▸ Exercises to complete
a – In the forum thread about the Autonomi storage API change, what is the minimum number of chunks that Self-encryption currently generates per file?
b – In the forum thread about the Autonomi storage API change, turn the paragraph beginning "Currently the APIs default to Self-encryption" into a short bulleted list that keeps its main facts.
c – Pick up the forum thread about the Autonomi storage API change after its last post, and write what comes next.

───── Quoted text ─────

API enhancement to deliver 70% cost reduction and 70% network load reduction

I believe that there is a one-time opportunity for a relatively small API change that will deliver:

  • storage cost reductions of around 70%
  • network load reductions by a similar amount
    [EDIT: thanks to @riddim for pointing out I forgot to count the datamap in my calculation, so savings are about 4x rather than 3x compared to the current design]

I think this should be seriously considered a high priority for the first Autonomi API because:

  • storage is a core feature used by almost all Autonomi apps
  • the benefits would be enormous
  • the implementation relatively simple
  • much/all the benefits may be lost if done later

The benefits depend on very early implementation because it would I think be a breaking change to content addressing and the storage APIs. So that any apps using the earlier API may have to re-upload stored data in order to take advantage of the new API, or maintain a backward compatible ‘back end’ interface to access older data. Newer apps could well also be unable to access data uploaded using apps built with earlier APIs leading to usability and interoperability issues between similar apps along with confusion for developers and app users alike.

There’s a forum topic here, in which I erroneously suggested this could be an enhancement to Self-encryption. In fact it would be part of the higher level file/data API which would in turn either use Self-encryption (for larger files) or store encrypted data within the datamap for small files (< 1 chunk).

Currently the APIs default to Self-encryption which generates a minimum of three chunks plus a datamap per file, regardless of whether it is small enough to fit in the datamap. In earlier implementations small files were in fact stored in the datamap, but this feature was removed at some point. For small files this represents a reduction of 66% in the number of chunks per file and similar reductions in the storage cost of those files. The reduction in the number of chunks needed to be handled by nodes would also be reduced dramatically, making the network considerably more efficient.

I’ve been unable to locate documentation of the reasons for reverting the earlier implementation to use only Self-encryption (though it may well exist), but from the discussion it appears to be feasible and the points above seem to be valid.

I note that applications can choose to just upload a chunk for a file which is small enough to fit in it, but this will not achieve the benefits mentioned because it would be app dependent, not universal and few apps are likely to implement it. Even those who do will do so in different ways (eg using / not using encrypt, encrypting in different ways).

So this really is a now or probably never choice: a simple API change now, with enormous benefits to the network and its cost effectiveness for storing data benefiting almost all users, especially those using it for personal data or regular apps, which is after all the priority required by the fundamentals of the network (Secure Access For Everyone).

The above is a full copy of feature(api): single API to handle small and larger (> 1 chunk) files in a unified manner. · Issue #2271 · maidsafe/safe_network · GitHub

13 Likes

Is there a risk that an app for storing data would be developed that would simply chop up large files into parts that are the max size of the mimimum size to get this cost saving?

───── Records provided ─────

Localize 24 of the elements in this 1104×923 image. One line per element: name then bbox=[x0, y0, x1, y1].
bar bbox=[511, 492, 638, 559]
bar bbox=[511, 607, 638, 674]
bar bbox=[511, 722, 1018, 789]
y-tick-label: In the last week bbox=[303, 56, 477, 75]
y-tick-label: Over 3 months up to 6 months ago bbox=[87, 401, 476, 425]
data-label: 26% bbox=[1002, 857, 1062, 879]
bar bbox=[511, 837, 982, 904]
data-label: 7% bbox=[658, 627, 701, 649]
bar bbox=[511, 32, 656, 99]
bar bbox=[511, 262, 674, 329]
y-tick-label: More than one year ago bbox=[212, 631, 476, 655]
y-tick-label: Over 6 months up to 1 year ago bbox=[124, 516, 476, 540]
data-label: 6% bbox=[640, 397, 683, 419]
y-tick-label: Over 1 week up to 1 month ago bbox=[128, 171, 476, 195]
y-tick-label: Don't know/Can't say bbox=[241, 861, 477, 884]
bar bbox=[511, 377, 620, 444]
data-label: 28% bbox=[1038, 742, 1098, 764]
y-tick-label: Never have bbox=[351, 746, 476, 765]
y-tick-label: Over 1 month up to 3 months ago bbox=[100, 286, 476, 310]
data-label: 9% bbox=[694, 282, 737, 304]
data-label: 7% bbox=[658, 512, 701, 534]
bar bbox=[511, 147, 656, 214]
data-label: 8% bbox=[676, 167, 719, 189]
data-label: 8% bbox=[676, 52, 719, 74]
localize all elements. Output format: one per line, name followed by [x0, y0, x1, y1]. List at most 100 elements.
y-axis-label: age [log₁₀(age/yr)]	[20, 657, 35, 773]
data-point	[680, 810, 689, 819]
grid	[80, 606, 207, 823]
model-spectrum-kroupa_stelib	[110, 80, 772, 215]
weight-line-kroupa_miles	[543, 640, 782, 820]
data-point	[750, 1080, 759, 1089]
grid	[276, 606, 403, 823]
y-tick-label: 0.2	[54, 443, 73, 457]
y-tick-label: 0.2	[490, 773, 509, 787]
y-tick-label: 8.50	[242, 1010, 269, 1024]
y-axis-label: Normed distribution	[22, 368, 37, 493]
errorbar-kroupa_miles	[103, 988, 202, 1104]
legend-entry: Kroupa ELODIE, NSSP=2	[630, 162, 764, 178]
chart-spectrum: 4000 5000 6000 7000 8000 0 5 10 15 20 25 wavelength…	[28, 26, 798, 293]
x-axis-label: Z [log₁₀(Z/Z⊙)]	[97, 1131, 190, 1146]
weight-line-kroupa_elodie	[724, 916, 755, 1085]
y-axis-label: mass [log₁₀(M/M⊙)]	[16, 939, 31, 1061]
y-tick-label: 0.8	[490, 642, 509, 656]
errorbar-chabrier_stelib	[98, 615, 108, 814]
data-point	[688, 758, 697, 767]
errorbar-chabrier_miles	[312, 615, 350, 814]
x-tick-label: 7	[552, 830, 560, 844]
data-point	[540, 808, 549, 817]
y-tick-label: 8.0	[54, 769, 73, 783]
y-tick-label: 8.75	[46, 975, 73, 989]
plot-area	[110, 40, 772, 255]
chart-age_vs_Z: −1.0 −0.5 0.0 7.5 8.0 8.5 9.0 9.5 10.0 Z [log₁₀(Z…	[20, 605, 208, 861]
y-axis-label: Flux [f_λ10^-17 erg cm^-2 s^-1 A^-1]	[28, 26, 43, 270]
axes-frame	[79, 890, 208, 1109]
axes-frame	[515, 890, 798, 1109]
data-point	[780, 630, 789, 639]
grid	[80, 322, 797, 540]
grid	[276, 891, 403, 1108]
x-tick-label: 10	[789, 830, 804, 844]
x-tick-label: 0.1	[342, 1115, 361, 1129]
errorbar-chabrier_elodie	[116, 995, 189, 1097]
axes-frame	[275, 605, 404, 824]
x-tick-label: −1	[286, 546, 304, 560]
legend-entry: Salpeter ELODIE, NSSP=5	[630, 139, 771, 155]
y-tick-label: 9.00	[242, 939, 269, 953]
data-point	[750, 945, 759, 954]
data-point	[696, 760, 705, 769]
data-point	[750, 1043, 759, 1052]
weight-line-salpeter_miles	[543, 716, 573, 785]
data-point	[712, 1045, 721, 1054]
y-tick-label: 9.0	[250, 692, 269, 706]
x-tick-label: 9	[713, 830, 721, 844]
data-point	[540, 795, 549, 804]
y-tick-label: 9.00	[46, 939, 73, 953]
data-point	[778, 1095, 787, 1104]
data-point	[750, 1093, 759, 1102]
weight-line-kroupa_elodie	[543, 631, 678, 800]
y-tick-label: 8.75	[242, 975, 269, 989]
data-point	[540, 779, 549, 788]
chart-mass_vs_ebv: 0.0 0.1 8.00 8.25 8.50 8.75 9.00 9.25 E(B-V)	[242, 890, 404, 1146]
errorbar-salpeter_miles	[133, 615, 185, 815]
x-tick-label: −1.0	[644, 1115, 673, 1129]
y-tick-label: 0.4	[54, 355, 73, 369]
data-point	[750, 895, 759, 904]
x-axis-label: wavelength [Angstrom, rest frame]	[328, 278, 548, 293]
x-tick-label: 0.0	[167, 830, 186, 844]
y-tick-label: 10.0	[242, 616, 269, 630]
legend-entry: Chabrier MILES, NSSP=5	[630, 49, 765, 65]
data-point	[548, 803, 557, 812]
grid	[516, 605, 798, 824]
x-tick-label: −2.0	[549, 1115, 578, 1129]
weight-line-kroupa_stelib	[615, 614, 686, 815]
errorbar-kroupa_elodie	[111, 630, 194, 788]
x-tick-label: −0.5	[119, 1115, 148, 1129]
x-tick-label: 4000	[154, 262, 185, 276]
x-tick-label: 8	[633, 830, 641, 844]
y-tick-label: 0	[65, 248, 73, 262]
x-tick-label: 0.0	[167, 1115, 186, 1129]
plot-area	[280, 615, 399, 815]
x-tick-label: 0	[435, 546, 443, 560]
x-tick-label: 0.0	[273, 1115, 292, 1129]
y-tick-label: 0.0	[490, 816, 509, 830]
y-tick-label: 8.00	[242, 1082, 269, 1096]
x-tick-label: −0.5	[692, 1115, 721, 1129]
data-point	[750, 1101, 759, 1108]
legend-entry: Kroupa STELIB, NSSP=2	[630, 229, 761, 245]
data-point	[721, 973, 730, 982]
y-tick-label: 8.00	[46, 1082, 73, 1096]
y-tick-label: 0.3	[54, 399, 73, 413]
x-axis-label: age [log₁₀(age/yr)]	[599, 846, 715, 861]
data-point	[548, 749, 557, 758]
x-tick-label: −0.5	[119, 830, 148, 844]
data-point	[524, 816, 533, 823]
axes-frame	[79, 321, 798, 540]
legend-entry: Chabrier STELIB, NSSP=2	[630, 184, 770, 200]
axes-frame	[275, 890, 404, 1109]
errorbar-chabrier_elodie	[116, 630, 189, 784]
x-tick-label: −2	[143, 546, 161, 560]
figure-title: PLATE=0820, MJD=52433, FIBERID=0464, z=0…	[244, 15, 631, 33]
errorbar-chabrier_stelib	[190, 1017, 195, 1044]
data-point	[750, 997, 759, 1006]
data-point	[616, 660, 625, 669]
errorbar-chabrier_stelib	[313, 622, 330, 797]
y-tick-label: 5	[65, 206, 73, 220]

─────

▸ Answers
a – Three chunks, plus a datamap.

b –
- The APIs currently default to Self-encryption, which creates at least three chunks plus a datamap for every file, even when a file is small enough to fit in the datamap.
- Earlier implementations stored small files in the datamap, but that feature was later removed.
- For small files, storing them in the datamap cuts the number of chunks per file by 66%, with similar savings in storage cost.
- Nodes would handle far fewer chunks, making the network considerably more efficient.

c –
But I think this idea needs discussion!

5 Likes

Iirc, it was to allow even small files to be self encrypted, as a security feature.

5 Likes

No, the saving I’m talking about is really removing an additional - unnecessary - cost for small files.

So larger files don’t get cheaper by breaking them up into lots of small files.

You could do that anyway, by ignoring self encryption and storing the chunks yourself but won’t get any saving that way. You just lose compatibility with apps using the API.

This has been suggested in the discussion if you look, but comments also indicate that it’s not necessary, so remains unclear.

I’ve opened an issue and summarised it here so we can establish the facts and if possible, obtain what could be an enormous improvement.

3 Likes

I haven’t even looked for it in documentation. There was a reasonable amount of discussions in the forum and the change to minimum size for self encryption was decided during discussions. One of the major reasons for forcing SE on any size was also to help reduce the opportunity for a malicious user uploading unencrypted bad data. This helped and then at rest encryption was to be introduced (and since removed due to OOM). Even single chunk encryption is not enough since it can have its encryption broken without too much trouble unless hidden keys are somehow implemented. Hidden as in never on the network.

Yes old apps that only have SE as its encryption method could not read the one record files as the code would not know about it. The API should be written as you say from the start and allow reading of single record small files and SE small files.

It would not be good to make all small files into a one chunk record since for general files people will want the more secure SE over single record encryption. Apps for file upload could allow the option which would be good, as long as the user understands the difference. Along these lines maybe public data could default to one record since its readable by anyone anyhow. But the choice needs to be there since some do not want chunks at rest on a disk to be readable.

In general more choice in this area is good and I hope they implement it in the API for storing a file or other lot of data.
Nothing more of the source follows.